Dataset items:

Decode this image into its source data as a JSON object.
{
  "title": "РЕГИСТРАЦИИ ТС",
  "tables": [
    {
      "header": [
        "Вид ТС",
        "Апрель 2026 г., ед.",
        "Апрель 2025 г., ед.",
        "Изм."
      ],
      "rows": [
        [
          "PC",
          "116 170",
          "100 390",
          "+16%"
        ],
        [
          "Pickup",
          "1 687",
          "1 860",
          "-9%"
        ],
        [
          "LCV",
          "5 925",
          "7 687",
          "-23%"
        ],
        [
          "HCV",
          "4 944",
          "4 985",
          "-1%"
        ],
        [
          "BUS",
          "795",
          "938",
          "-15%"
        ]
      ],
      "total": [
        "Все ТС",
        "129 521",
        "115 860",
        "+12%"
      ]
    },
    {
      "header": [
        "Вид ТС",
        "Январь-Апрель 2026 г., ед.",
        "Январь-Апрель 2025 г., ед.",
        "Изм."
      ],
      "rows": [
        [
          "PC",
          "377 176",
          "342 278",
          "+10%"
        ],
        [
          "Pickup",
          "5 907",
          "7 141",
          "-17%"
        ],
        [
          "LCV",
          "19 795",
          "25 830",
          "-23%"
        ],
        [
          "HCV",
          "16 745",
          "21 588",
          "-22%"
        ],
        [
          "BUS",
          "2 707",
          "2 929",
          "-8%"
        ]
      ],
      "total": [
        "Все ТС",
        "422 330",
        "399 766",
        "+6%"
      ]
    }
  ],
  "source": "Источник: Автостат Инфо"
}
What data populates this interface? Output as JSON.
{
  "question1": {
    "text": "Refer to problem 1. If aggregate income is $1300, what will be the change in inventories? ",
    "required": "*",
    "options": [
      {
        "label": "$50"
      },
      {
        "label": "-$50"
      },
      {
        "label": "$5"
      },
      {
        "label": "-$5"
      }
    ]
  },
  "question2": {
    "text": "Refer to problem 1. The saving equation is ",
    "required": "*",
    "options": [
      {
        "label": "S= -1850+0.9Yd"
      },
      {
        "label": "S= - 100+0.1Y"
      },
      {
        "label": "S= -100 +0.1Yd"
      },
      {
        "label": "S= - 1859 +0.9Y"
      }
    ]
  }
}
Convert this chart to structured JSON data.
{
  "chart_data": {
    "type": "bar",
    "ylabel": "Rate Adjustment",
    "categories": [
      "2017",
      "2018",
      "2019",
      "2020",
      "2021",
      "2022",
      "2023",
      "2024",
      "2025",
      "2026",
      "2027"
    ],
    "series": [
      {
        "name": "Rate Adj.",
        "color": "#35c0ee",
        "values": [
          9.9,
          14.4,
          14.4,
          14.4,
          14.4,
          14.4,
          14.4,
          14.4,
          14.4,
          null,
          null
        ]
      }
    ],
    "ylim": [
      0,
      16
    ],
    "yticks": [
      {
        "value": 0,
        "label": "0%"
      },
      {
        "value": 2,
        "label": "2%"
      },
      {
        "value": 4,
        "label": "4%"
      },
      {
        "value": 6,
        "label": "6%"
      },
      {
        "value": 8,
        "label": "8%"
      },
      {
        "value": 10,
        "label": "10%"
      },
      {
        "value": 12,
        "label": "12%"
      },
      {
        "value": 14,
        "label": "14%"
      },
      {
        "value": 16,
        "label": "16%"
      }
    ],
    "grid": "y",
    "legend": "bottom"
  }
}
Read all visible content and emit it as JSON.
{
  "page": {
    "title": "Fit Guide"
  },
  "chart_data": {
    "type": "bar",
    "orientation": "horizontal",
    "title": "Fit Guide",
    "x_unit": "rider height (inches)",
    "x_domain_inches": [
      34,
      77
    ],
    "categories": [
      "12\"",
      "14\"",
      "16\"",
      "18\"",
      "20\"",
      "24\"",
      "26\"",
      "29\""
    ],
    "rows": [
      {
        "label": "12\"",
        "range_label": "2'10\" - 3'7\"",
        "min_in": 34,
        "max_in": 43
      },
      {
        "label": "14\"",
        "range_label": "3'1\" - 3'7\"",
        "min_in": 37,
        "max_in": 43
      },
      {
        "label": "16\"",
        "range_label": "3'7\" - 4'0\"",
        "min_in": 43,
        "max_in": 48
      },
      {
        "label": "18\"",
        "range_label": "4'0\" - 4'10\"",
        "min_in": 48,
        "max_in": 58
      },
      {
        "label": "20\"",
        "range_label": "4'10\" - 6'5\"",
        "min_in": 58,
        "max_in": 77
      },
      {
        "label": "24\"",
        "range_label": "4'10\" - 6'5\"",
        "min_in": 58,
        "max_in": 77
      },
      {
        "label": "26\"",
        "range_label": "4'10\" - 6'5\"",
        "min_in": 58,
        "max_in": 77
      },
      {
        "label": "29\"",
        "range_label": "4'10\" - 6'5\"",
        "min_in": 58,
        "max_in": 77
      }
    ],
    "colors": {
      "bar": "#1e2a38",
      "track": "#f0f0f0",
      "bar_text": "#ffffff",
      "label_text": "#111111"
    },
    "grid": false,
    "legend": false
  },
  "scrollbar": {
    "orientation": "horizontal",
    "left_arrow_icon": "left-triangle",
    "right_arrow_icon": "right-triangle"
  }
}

● Work instructions
Output every line above without altering anything.

● Written response
Decode this image into its source data as a JSON object.
{
  "title": "РЕГИСТРАЦИИ ТС",
  "tables": [
    {
      "header": [
        "Вид ТС",
        "Апрель 2026 г., ед.",
        "Апрель 2025 г., ед.",
        "Изм."
      ],
      "rows": [
        [
          "PC",
          "116 170",
          "100 390",
          "+16%"
        ],
        [
          "Pickup",
          "1 687",
          "1 860",
          "-9%"
        ],
        [
          "LCV",
          "5 925",
          "7 687",
          "-23%"
        ],
        [
          "HCV",
          "4 944",
          "4 985",
          "-1%"
        ],
        [
          "BUS",
          "795",
          "938",
          "-15%"
        ]
      ],
      "total": [
        "Все ТС",
        "129 521",
        "115 860",
        "+12%"
      ]
    },
    {
      "header": [
        "Вид ТС",
        "Январь-Апрель 2026 г., ед.",
        "Январь-Апрель 2025 г., ед.",
        "Изм."
      ],
      "rows": [
        [
          "PC",
          "377 176",
          "342 278",
          "+10%"
        ],
        [
          "Pickup",
          "5 907",
          "7 141",
          "-17%"
        ],
        [
          "LCV",
          "19 795",
          "25 830",
          "-23%"
        ],
        [
          "HCV",
          "16 745",
          "21 588",
          "-22%"
        ],
        [
          "BUS",
          "2 707",
          "2 929",
          "-8%"
        ]
      ],
      "total": [
        "Все ТС",
        "422 330",
        "399 766",
        "+6%"
      ]
    }
  ],
  "source": "Источник: Автостат Инфо"
}
What data populates this interface? Output as JSON.
{
  "question1": {
    "text": "Refer to problem 1. If aggregate income is $1300, what will be the change in inventories? ",
    "required": "*",
    "options": [
      {
        "label": "$50"
      },
      {
        "label": "-$50"
      },
      {
        "label": "$5"
      },
      {
        "label": "-$5"
      }
    ]
  },
  "question2": {
    "text": "Refer to problem 1. The saving equation is ",
    "required": "*",
    "options": [
      {
        "label": "S= -1850+0.9Yd"
      },
      {
        "label": "S= - 100+0.1Y"
      },
      {
        "label": "S= -100 +0.1Yd"
      },
      {
        "label": "S= - 1859 +0.9Y"
      }
    ]
  }
}
Convert this chart to structured JSON data.
{
  "chart_data": {
    "type": "bar",
    "ylabel": "Rate Adjustment",
    "categories": [
      "2017",
      "2018",
      "2019",
      "2020",
      "2021",
      "2022",
      "2023",
      "2024",
      "2025",
      "2026",
      "2027"
    ],
    "series": [
      {
        "name": "Rate Adj.",
        "color": "#35c0ee",
        "values": [
          9.9,
          14.4,
          14.4,
          14.4,
          14.4,
          14.4,
          14.4,
          14.4,
          14.4,
          null,
          null
        ]
      }
    ],
    "ylim": [
      0,
      16
    ],
    "yticks": [
      {
        "value": 0,
        "label": "0%"
      },
      {
        "value": 2,
        "label": "2%"
      },
      {
        "value": 4,
        "label": "4%"
      },
      {
        "value": 6,
        "label": "6%"
      },
      {
        "value": 8,
        "label": "8%"
      },
      {
        "value": 10,
        "label": "10%"
      },
      {
        "value": 12,
        "label": "12%"
      },
      {
        "value": 14,
        "label": "14%"
      },
      {
        "value": 16,
        "label": "16%"
      }
    ],
    "grid": "y",
    "legend": "bottom"
  }
}
Read all visible content and emit it as JSON.
{
  "page": {
    "title": "Fit Guide"
  },
  "chart_data": {
    "type": "bar",
    "orientation": "horizontal",
    "title": "Fit Guide",
    "x_unit": "rider height (inches)",
    "x_domain_inches": [
      34,
      77
    ],
    "categories": [
      "12\"",
      "14\"",
      "16\"",
      "18\"",
      "20\"",
      "24\"",
      "26\"",
      "29\""
    ],
    "rows": [
      {
        "label": "12\"",
        "range_label": "2'10\" - 3'7\"",
        "min_in": 34,
        "max_in": 43
      },
      {
        "label": "14\"",
        "range_label": "3'1\" - 3'7\"",
        "min_in": 37,
        "max_in": 43
      },
      {
        "label": "16\"",
        "range_label": "3'7\" - 4'0\"",
        "min_in": 43,
        "max_in": 48
      },
      {
        "label": "18\"",
        "range_label": "4'0\" - 4'10\"",
        "min_in": 48,
        "max_in": 58
      },
      {
        "label": "20\"",
        "range_label": "4'10\" - 6'5\"",
        "min_in": 58,
        "max_in": 77
      },
      {
        "label": "24\"",
        "range_label": "4'10\" - 6'5\"",
        "min_in": 58,
        "max_in": 77
      },
      {
        "label": "26\"",
        "range_label": "4'10\" - 6'5\"",
        "min_in": 58,
        "max_in": 77
      },
      {
        "label": "29\"",
        "range_label": "4'10\" - 6'5\"",
        "min_in": 58,
        "max_in": 77
      }
    ],
    "colors": {
      "bar": "#1e2a38",
      "track": "#f0f0f0",
      "bar_text": "#ffffff",
      "label_text": "#111111"
    },
    "grid": false,
    "legend": false
  },
  "scrollbar": {
    "orientation": "horizontal",
    "left_arrow_icon": "left-triangle",
    "right_arrow_icon": "right-triangle"
  }
}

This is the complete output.